-- TASK OBJECTIVE --
Identify the lines bearing the string "house" and gather them.

-- RECORD SET --
......

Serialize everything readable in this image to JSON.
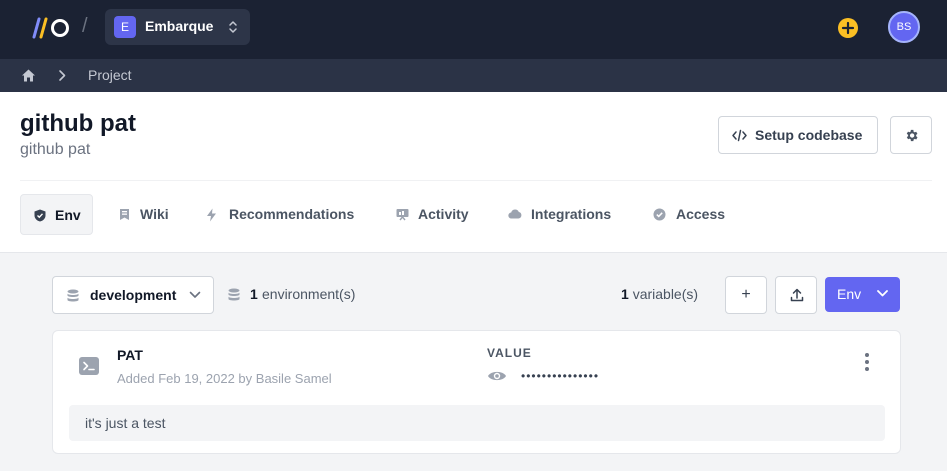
{
  "topbar": {
    "separator": "/",
    "project_switcher": {
      "badge": "E",
      "name": "Embarque"
    },
    "avatar_initials": "BS"
  },
  "breadcrumb": {
    "current": "Project"
  },
  "header": {
    "title": "github pat",
    "subtitle": "github pat",
    "setup_label": "Setup codebase"
  },
  "tabs": [
    {
      "label": "Env",
      "icon": "shield-icon",
      "active": true
    },
    {
      "label": "Wiki",
      "icon": "book-icon"
    },
    {
      "label": "Recommendations",
      "icon": "bolt-icon"
    },
    {
      "label": "Activity",
      "icon": "presentation-icon"
    },
    {
      "label": "Integrations",
      "icon": "cloud-icon"
    },
    {
      "label": "Access",
      "icon": "check-badge-icon"
    }
  ],
  "toolbar": {
    "environment": "development",
    "environment_count": "1",
    "environment_count_label": "environment(s)",
    "variable_count": "1",
    "variable_count_label": "variable(s)",
    "add_label": "+",
    "env_button_label": "Env"
  },
  "variable": {
    "name": "PAT",
    "meta": "Added Feb 19, 2022 by Basile Samel",
    "value_label": "VALUE",
    "masked_value": "•••••••••••••••",
    "note": "it's just a test"
  },
  "colors": {
    "topbar": "#1b2233",
    "breadcrumb_bar": "#2b3346",
    "accent": "#6366f1",
    "plus_button": "#fbbf24"
  }
}
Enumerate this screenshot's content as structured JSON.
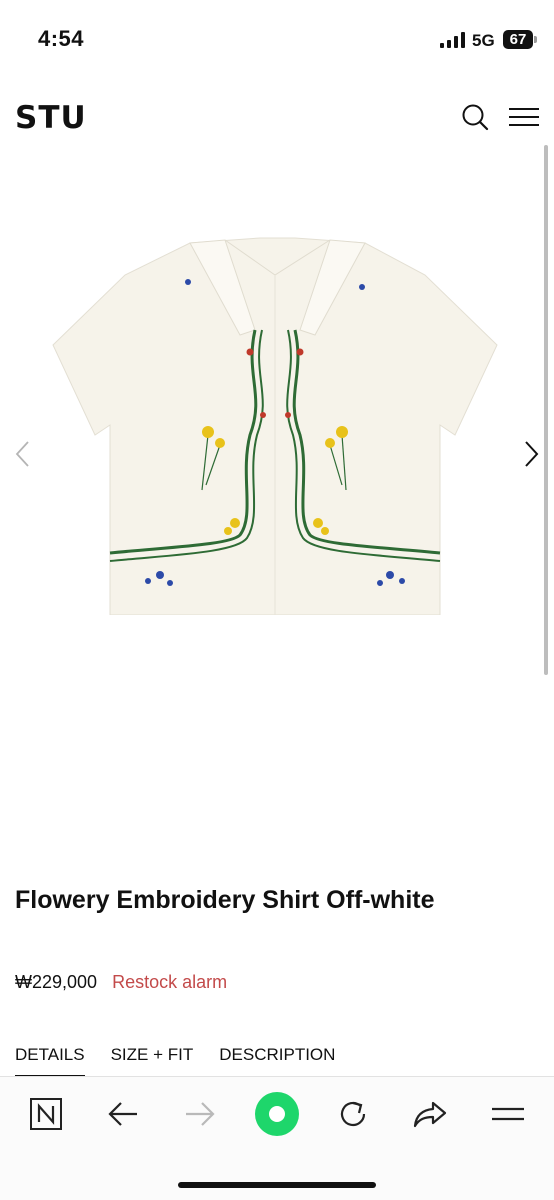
{
  "status_bar": {
    "time": "4:54",
    "network": "5G",
    "battery": "67"
  },
  "header": {
    "logo": "STU",
    "search_icon": "search-icon",
    "menu_icon": "hamburger-menu-icon"
  },
  "gallery": {
    "prev_icon": "chevron-left-icon",
    "next_icon": "chevron-right-icon"
  },
  "product": {
    "title": "Flowery Embroidery Shirt Off-white",
    "price": "₩229,000",
    "restock_label": "Restock alarm"
  },
  "tabs": [
    {
      "label": "DETAILS",
      "active": true
    },
    {
      "label": "SIZE + FIT",
      "active": false
    },
    {
      "label": "DESCRIPTION",
      "active": false
    }
  ],
  "toolbar": {
    "items": [
      "naver-n-icon",
      "back-arrow-icon",
      "forward-arrow-icon",
      "green-circle-icon",
      "refresh-icon",
      "share-icon",
      "menu-lines-icon"
    ]
  },
  "colors": {
    "restock": "#c34a4a",
    "green_button": "#1ed66b",
    "shirt": "#f5f2ea"
  }
}
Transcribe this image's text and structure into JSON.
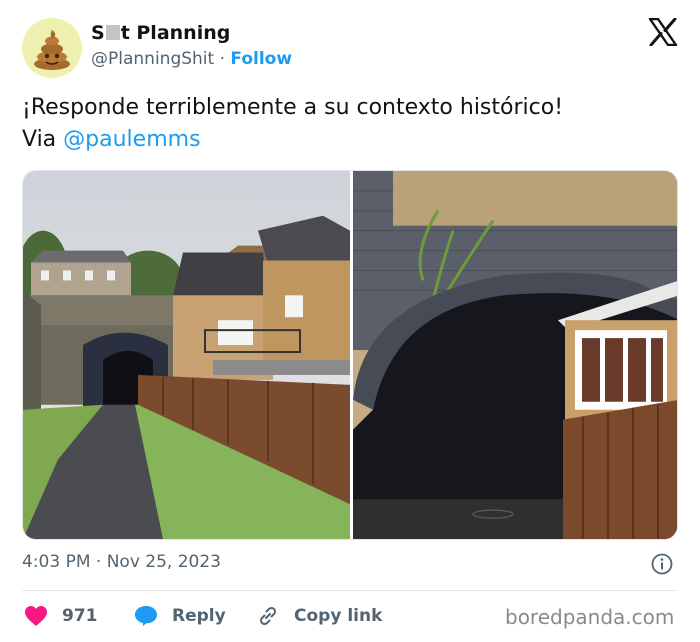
{
  "account": {
    "name_prefix": "S",
    "name_suffix": "t Planning",
    "handle": "@PlanningShit",
    "separator": "·",
    "follow_label": "Follow",
    "avatar_icon": "poop-emoji-icon"
  },
  "tweet": {
    "text_line1": "¡Responde terriblemente a su contexto histórico!",
    "via_label": "Via",
    "mention": "@paulemms"
  },
  "media": {
    "photos": [
      {
        "subject": "path leading to brick railway arch tunnel beside a house and wooden fence"
      },
      {
        "subject": "close-up of dark brick arch tunnel blocked beside house wall and wooden fence"
      }
    ]
  },
  "meta": {
    "timestamp": "4:03 PM · Nov 25, 2023"
  },
  "actions": {
    "like_count": "971",
    "reply_label": "Reply",
    "copy_label": "Copy link"
  },
  "watermark": "boredpanda.com",
  "colors": {
    "accent": "#1d9bf0",
    "like": "#f91880",
    "text": "#0f1419",
    "muted": "#536471"
  }
}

......

-- REPLY --
        "subject": "path leading to brick railway arch tunnel beside a house and wooden fence"
        "subject": "close-up of dark brick arch tunnel blocked beside house wall and wooden fence"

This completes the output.